Extracted data entries:
= = = =
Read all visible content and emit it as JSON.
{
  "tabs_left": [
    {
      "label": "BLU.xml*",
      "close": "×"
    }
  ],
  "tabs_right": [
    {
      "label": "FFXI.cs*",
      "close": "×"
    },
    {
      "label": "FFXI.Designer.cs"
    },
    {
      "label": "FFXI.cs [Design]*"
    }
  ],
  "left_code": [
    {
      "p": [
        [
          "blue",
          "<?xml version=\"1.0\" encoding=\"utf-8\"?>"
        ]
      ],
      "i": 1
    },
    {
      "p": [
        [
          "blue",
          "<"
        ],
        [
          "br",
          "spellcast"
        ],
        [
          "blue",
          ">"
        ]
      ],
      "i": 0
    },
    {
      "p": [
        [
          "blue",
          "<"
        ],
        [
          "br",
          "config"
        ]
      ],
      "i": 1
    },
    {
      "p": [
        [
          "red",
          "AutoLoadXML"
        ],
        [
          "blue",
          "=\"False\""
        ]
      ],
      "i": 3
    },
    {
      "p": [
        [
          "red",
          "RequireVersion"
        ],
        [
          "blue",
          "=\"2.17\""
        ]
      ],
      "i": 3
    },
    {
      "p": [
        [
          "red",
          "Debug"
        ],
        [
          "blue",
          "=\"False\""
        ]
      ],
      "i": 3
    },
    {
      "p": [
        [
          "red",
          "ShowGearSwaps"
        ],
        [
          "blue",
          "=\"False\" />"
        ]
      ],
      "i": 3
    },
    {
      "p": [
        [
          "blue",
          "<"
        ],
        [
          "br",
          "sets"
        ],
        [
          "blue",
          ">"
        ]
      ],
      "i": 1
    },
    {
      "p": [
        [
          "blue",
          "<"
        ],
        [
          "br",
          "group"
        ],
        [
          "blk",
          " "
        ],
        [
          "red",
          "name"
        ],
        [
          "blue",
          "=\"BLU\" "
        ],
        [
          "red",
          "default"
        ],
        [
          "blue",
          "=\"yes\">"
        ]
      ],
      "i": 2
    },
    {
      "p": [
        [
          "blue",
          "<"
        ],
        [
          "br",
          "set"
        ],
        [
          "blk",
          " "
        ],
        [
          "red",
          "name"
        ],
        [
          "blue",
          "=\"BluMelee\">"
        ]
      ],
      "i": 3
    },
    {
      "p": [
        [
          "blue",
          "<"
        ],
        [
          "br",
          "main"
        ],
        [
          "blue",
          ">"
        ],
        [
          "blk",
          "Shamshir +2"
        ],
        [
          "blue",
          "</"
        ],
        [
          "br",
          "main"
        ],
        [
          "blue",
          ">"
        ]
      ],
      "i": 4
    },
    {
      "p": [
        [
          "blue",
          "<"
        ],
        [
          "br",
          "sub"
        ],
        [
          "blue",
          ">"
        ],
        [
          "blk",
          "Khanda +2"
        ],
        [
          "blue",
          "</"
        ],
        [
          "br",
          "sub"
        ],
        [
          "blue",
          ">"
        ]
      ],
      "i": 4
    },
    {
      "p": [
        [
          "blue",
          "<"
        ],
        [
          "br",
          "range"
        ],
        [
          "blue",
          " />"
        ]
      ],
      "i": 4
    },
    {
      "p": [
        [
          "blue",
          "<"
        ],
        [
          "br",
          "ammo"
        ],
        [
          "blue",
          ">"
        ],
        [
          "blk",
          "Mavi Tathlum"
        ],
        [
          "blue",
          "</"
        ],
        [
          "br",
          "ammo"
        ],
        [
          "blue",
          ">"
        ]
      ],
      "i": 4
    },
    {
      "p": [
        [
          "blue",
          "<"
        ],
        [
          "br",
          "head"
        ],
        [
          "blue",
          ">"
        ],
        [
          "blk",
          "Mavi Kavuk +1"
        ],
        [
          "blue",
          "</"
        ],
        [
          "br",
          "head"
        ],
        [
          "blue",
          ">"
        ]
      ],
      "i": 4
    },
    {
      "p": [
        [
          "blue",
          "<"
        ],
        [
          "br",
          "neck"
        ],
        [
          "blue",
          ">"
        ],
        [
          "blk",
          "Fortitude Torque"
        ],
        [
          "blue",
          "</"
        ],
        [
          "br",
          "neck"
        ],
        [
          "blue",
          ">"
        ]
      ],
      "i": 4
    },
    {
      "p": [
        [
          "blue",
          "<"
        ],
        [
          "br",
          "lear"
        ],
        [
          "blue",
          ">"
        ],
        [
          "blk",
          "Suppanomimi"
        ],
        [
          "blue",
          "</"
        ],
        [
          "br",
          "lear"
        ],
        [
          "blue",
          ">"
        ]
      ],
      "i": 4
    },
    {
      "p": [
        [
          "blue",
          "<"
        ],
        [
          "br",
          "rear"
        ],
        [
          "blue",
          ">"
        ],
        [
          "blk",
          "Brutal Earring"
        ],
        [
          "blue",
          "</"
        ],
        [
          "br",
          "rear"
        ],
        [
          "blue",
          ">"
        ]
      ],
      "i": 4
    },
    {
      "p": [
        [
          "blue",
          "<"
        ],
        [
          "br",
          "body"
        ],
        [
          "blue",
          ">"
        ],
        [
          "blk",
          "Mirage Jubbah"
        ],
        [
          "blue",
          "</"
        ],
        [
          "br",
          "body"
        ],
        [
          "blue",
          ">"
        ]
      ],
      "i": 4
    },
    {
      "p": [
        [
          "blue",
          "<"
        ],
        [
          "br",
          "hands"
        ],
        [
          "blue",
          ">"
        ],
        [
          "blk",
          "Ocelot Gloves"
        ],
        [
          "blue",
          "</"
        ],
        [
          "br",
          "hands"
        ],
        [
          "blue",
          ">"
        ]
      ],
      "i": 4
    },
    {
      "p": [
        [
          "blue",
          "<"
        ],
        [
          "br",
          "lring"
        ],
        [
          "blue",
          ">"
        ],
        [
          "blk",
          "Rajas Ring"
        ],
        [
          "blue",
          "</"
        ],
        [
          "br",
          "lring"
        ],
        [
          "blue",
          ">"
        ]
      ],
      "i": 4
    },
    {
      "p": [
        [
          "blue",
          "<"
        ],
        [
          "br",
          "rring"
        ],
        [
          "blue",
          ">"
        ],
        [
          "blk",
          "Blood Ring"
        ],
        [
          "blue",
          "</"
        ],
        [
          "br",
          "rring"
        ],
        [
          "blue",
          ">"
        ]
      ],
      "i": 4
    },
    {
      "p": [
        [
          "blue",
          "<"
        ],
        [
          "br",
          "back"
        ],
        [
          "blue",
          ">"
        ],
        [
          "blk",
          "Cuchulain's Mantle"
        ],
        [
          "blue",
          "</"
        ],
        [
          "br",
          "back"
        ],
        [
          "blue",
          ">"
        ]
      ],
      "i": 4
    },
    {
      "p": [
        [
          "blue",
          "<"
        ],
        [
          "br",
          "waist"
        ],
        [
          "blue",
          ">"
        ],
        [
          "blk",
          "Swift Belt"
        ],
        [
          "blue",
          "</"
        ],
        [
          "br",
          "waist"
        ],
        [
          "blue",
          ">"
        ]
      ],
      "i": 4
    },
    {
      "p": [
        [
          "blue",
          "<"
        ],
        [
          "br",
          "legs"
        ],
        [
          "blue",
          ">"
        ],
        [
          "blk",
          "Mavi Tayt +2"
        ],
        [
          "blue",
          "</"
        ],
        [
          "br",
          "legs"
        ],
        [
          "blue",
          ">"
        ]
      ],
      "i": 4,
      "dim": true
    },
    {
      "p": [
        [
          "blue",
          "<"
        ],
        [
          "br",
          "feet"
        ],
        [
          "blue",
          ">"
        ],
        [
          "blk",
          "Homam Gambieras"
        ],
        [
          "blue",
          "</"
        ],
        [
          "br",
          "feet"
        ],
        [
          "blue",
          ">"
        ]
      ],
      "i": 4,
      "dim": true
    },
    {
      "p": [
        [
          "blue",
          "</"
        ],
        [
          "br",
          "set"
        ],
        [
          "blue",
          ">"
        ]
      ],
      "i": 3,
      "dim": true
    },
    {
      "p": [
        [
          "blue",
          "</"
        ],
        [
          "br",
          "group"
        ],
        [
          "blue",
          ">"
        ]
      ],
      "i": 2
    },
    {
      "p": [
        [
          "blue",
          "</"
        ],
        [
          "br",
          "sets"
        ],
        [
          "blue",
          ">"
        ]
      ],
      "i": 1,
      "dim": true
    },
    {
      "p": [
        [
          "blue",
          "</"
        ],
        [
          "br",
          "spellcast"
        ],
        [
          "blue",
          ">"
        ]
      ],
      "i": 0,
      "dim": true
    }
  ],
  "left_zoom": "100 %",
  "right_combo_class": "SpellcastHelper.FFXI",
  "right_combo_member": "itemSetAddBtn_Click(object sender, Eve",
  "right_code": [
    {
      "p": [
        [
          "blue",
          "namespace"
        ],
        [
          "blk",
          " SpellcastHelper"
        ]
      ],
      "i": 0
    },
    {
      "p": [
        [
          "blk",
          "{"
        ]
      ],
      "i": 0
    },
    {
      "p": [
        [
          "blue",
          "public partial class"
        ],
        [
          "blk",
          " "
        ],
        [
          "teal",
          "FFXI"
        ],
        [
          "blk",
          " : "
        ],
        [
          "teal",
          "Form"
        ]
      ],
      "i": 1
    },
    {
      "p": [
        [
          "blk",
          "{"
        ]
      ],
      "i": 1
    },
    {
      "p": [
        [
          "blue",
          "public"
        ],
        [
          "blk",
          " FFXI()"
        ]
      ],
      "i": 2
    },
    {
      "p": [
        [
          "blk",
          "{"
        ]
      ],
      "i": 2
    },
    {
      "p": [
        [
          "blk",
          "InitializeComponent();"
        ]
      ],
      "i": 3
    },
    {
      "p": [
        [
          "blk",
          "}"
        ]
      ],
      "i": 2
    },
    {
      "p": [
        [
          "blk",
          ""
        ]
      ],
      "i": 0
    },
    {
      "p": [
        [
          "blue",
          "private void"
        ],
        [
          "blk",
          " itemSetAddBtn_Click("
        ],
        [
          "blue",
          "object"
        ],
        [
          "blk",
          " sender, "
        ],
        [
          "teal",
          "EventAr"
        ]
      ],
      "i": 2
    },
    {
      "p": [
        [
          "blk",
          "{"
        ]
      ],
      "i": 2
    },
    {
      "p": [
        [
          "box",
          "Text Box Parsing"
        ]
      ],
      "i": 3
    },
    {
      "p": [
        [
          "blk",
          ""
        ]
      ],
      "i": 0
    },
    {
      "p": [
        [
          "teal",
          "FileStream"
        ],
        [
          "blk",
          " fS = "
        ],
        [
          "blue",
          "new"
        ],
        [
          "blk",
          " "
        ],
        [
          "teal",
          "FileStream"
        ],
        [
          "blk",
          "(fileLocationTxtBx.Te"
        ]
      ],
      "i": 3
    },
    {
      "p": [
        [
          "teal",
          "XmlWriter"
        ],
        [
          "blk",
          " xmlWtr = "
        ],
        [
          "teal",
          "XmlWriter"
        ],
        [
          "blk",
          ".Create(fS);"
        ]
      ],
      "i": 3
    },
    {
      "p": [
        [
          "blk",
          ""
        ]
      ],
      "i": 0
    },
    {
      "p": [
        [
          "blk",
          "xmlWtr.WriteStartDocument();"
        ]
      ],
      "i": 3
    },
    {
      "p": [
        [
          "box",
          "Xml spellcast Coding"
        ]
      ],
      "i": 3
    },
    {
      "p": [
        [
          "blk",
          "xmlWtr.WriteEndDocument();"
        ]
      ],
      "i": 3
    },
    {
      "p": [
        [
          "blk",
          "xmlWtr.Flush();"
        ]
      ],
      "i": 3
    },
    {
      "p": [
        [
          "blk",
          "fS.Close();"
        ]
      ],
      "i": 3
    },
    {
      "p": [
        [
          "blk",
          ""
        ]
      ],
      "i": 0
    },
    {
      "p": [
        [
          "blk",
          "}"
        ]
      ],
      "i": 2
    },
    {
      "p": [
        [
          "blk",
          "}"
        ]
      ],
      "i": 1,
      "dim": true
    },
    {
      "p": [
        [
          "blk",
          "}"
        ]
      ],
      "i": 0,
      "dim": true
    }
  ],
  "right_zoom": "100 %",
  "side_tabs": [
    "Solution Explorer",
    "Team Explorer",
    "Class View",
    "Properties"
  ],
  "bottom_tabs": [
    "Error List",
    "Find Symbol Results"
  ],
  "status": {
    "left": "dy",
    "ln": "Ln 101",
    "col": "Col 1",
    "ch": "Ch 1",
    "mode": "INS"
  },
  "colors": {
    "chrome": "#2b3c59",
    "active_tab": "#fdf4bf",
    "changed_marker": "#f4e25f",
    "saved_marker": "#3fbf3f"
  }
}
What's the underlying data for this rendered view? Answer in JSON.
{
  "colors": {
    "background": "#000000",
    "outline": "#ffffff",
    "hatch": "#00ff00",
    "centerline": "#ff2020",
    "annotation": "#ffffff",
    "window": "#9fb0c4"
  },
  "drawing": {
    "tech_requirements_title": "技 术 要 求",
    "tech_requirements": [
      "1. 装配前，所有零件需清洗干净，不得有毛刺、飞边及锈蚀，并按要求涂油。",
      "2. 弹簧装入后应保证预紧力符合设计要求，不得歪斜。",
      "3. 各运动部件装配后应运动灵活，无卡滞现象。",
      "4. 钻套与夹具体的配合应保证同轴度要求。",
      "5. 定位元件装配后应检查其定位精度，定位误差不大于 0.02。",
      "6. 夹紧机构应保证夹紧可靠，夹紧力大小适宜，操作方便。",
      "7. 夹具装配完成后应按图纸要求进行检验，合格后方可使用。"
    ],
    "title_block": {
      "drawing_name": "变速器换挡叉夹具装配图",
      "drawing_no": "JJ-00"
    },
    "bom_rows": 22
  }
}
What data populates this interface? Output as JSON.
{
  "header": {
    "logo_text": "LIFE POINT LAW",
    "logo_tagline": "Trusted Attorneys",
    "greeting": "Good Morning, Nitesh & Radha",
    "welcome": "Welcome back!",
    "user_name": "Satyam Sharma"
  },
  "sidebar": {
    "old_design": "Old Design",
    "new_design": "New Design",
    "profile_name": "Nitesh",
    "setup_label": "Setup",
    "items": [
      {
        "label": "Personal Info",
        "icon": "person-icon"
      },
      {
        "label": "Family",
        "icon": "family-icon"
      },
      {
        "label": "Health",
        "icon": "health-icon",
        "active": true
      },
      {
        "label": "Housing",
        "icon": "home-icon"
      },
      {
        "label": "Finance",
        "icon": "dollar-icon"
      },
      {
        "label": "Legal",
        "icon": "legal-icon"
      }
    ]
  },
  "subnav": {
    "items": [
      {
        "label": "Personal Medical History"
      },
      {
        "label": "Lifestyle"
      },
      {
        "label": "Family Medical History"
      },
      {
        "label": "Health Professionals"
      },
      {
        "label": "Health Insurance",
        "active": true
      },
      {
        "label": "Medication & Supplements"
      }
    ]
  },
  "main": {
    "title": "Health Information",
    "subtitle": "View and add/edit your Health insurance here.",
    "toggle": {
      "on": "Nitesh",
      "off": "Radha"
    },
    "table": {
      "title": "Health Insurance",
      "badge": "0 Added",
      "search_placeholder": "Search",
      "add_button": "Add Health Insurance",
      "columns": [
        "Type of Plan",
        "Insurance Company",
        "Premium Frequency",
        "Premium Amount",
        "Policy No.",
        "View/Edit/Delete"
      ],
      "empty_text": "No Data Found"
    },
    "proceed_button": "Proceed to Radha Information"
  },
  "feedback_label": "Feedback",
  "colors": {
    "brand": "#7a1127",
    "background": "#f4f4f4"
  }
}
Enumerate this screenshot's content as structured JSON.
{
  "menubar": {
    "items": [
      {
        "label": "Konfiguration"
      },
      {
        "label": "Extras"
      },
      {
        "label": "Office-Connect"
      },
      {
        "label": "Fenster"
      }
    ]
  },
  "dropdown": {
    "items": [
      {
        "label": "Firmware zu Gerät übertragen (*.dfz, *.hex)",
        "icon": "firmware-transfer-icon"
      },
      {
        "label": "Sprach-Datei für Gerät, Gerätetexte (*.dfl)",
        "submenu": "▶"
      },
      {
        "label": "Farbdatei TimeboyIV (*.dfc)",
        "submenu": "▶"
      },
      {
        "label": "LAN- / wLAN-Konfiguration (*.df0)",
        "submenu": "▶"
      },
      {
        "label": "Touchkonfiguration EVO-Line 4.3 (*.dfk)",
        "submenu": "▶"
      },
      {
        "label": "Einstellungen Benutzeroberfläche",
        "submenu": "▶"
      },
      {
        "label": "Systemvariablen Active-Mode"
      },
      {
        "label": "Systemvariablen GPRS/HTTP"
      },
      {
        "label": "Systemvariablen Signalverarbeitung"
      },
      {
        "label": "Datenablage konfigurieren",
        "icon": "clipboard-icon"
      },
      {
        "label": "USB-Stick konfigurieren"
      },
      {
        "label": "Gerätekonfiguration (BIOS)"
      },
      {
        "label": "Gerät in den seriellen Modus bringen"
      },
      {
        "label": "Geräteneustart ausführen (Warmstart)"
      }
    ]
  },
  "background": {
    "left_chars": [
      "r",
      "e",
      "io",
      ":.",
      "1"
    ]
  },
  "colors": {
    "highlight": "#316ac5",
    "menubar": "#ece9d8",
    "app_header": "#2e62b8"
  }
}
= = = =
What you have to do: Collect, from the material above, every line containing the word "SpellcastHelper".

Written response:
  "right_combo_class": "SpellcastHelper.FFXI",
          " SpellcastHelper"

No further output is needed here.